Pick out each line containing the string "celkom" and copy it.

☆ ☆ ☆

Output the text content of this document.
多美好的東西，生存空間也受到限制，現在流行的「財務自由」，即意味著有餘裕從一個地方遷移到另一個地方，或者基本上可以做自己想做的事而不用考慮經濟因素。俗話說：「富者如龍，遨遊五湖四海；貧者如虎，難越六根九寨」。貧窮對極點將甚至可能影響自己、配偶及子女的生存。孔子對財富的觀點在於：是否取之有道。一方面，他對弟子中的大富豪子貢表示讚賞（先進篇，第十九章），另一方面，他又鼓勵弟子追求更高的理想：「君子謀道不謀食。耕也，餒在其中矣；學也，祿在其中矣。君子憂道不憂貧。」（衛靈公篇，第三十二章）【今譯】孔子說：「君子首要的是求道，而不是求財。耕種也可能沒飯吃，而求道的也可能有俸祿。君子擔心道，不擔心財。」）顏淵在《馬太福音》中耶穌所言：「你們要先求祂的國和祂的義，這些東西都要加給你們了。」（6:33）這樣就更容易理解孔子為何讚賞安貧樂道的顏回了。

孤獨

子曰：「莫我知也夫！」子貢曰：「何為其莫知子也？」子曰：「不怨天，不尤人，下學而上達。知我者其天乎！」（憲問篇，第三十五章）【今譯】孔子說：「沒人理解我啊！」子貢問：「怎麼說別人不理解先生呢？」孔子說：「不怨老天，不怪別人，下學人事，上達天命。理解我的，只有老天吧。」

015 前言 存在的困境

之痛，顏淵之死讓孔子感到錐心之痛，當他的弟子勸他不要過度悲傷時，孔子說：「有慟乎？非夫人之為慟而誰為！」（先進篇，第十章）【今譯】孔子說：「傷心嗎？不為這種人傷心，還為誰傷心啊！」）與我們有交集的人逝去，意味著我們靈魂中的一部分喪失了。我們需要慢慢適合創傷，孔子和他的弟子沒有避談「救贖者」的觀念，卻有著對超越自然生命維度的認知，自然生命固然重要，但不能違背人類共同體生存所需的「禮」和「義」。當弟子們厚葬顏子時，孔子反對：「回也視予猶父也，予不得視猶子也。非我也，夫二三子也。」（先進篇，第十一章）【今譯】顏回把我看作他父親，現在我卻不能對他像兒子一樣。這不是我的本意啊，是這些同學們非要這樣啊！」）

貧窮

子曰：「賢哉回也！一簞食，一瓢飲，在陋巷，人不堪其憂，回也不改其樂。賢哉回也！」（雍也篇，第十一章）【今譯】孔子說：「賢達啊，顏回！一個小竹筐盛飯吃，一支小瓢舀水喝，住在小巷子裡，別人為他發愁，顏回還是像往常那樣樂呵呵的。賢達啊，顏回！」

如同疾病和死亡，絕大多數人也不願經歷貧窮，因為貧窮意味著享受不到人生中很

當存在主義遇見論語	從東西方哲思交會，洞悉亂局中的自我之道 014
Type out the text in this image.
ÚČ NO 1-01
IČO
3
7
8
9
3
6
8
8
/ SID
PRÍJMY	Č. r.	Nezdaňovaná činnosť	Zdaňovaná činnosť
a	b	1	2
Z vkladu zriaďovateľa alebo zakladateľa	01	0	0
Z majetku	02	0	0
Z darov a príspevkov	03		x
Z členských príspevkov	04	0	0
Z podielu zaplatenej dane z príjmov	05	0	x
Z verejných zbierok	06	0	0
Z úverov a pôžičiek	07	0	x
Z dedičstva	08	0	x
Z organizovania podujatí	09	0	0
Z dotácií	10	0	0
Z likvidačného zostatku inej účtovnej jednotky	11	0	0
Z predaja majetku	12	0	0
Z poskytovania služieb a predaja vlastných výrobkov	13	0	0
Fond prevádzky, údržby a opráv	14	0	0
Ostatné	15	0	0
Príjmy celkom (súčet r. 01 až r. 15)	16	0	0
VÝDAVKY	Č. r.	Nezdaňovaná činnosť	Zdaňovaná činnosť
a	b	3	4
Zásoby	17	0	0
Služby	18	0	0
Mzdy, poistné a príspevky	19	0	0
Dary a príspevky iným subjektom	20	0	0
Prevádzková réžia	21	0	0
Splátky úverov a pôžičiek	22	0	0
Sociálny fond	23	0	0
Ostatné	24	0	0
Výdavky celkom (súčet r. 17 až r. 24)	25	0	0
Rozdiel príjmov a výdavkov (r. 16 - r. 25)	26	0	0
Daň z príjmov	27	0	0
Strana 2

☆ ☆ ☆

## [Written response]
Príjmy celkom (súčet r. 01 až r. 15)	16	0	0
Výdavky celkom (súčet r. 17 až r. 24)	25	0	0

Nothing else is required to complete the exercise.